• [Request]: Pull out all lines from the listing below in which the word "spavento" appears.
------------------------
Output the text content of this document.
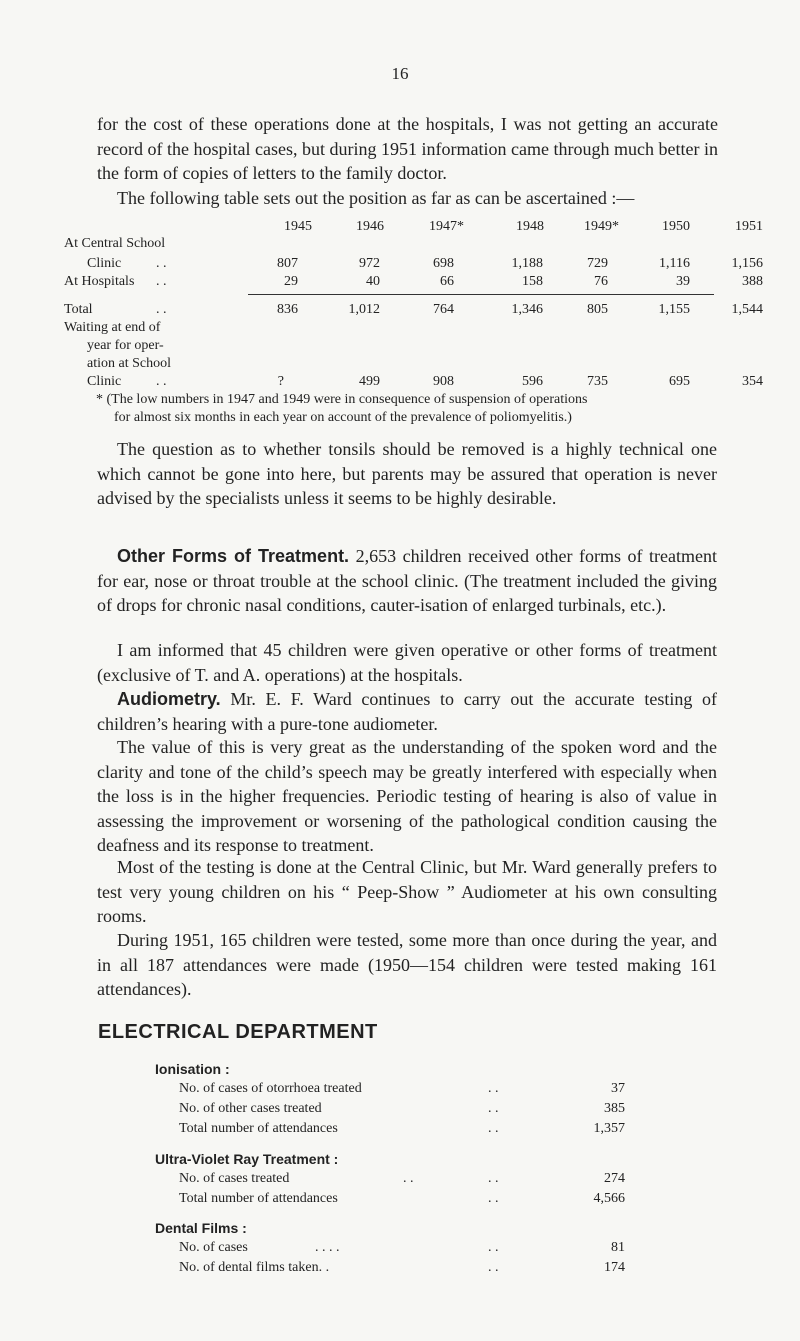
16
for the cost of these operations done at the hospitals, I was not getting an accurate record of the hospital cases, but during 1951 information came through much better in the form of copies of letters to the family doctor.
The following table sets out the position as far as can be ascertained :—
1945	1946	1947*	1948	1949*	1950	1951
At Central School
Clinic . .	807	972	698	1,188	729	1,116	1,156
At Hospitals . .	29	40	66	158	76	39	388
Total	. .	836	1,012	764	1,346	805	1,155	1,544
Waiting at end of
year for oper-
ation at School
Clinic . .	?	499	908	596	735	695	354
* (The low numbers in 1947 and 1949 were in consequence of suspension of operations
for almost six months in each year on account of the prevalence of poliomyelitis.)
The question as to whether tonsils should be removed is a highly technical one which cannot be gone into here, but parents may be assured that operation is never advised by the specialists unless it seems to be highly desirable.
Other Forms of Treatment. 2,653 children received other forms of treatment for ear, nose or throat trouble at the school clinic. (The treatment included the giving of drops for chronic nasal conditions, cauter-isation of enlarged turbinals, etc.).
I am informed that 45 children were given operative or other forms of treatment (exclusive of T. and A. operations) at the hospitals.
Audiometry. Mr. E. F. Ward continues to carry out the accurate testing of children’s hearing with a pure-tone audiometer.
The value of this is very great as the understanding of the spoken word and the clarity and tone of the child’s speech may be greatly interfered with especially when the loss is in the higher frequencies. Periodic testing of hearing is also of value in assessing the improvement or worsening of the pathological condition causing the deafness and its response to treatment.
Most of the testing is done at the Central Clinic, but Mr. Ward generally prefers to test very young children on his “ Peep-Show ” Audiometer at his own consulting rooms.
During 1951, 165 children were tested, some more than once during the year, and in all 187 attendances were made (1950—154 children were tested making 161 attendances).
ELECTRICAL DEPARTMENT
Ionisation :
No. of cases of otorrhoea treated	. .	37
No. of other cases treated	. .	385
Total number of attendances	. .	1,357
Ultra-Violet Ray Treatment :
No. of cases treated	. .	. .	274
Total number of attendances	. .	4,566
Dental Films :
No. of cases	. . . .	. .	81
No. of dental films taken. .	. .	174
------------------------
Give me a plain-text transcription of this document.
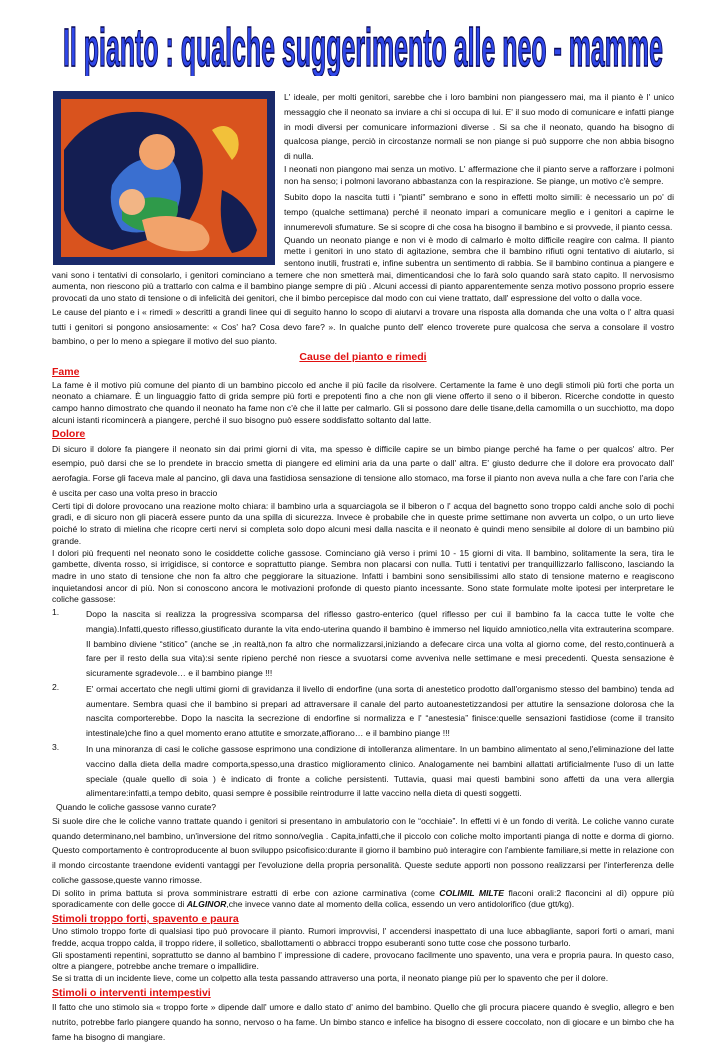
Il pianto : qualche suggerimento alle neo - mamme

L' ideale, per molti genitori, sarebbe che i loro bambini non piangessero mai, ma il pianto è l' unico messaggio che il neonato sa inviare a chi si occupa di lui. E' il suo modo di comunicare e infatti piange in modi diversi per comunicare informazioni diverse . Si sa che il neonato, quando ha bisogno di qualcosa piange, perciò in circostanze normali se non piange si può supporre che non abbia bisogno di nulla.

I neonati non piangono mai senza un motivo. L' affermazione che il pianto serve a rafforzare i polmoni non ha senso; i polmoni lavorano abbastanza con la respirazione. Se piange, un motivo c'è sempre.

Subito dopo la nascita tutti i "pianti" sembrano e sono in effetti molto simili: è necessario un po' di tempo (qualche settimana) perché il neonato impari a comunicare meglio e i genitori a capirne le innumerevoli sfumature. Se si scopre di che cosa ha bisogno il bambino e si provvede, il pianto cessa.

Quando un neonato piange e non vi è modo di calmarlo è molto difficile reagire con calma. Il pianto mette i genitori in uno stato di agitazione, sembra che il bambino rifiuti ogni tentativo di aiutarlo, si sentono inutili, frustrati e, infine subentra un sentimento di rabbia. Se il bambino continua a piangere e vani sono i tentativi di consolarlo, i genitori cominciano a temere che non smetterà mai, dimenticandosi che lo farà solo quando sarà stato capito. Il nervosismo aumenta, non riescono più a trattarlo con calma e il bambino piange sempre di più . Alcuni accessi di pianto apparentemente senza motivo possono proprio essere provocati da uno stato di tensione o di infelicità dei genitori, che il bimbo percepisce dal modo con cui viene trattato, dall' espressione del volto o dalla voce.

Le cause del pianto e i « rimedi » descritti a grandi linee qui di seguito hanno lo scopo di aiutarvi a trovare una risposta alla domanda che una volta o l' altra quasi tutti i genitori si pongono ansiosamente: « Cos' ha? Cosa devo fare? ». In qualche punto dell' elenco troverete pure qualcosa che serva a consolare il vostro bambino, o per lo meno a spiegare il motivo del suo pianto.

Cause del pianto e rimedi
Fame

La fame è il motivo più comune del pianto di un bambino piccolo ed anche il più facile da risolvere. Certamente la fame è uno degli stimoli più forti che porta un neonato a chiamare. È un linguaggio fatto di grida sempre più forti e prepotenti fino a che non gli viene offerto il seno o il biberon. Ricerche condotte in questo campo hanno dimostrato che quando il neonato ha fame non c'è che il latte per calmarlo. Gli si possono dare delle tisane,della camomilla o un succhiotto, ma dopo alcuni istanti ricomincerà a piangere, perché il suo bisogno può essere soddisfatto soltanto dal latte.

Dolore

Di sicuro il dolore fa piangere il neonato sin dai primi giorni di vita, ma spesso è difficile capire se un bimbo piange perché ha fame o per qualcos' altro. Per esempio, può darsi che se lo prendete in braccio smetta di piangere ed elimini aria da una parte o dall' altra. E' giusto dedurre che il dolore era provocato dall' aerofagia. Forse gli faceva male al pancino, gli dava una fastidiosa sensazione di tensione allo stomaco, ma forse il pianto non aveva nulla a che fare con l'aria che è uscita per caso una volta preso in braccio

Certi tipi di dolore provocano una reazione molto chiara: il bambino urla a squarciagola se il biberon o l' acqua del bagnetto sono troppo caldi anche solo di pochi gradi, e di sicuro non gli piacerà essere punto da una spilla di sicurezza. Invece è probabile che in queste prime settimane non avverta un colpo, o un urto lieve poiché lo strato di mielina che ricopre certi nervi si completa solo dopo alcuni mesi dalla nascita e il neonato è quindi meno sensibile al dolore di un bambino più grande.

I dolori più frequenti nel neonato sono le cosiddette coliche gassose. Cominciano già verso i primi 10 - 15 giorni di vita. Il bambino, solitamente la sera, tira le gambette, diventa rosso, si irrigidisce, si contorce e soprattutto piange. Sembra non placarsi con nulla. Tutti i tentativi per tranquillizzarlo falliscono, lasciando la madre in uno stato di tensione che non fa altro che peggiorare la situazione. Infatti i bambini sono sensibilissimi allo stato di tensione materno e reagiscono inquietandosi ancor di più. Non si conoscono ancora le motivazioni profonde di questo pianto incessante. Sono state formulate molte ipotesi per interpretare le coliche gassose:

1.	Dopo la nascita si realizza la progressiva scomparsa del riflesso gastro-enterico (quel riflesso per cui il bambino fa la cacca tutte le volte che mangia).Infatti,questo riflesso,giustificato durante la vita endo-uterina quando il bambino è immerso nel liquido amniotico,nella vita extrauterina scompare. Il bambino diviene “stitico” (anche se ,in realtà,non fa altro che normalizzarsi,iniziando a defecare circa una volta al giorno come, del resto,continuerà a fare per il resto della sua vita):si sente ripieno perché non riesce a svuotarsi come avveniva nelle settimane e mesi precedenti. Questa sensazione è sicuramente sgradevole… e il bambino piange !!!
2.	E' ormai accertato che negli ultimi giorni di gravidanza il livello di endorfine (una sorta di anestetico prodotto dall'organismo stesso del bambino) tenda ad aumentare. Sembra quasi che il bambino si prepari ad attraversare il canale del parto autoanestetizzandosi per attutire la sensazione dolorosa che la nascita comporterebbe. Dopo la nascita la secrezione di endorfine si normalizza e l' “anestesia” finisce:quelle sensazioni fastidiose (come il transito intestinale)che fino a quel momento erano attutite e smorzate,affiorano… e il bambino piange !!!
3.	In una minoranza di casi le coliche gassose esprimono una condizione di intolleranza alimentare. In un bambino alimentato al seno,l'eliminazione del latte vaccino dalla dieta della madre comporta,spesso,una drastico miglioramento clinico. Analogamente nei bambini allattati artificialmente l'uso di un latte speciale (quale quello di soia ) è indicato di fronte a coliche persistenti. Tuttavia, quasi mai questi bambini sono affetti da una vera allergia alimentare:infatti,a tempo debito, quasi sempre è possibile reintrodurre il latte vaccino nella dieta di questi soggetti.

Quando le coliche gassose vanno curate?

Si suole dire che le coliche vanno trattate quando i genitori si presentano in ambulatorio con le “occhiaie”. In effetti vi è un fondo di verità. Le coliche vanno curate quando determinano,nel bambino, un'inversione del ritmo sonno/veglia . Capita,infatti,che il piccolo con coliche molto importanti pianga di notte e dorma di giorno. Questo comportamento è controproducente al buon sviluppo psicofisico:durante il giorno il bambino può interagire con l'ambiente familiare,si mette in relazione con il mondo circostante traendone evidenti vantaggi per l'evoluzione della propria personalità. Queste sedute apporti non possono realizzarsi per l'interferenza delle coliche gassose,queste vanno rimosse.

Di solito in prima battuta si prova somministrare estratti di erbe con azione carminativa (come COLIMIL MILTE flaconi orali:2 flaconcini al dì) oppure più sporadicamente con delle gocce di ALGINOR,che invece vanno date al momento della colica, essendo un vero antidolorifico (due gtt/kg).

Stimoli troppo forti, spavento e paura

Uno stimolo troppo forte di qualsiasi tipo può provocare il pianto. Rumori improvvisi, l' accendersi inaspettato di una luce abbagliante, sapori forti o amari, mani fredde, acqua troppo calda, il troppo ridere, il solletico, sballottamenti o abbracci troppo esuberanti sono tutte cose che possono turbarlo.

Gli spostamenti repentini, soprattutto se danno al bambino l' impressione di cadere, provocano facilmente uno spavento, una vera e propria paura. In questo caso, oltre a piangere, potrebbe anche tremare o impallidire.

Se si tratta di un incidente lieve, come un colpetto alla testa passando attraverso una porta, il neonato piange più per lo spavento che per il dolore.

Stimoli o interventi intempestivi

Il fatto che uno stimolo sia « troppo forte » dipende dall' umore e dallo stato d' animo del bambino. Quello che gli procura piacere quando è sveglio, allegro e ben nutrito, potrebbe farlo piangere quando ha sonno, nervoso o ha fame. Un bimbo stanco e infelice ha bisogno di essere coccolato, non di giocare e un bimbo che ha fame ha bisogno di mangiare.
------------------------
• [Response]:
Stimoli troppo forti, spavento e paura
Gli spostamenti repentini, soprattutto se danno al bambino l' impressione di cadere, provocano facilmente uno spavento, una vera e propria paura. In questo caso, oltre a piangere, potrebbe anche tremare o impallidire.
Se si tratta di un incidente lieve, come un colpetto alla testa passando attraverso una porta, il neonato piange più per lo spavento che per il dolore.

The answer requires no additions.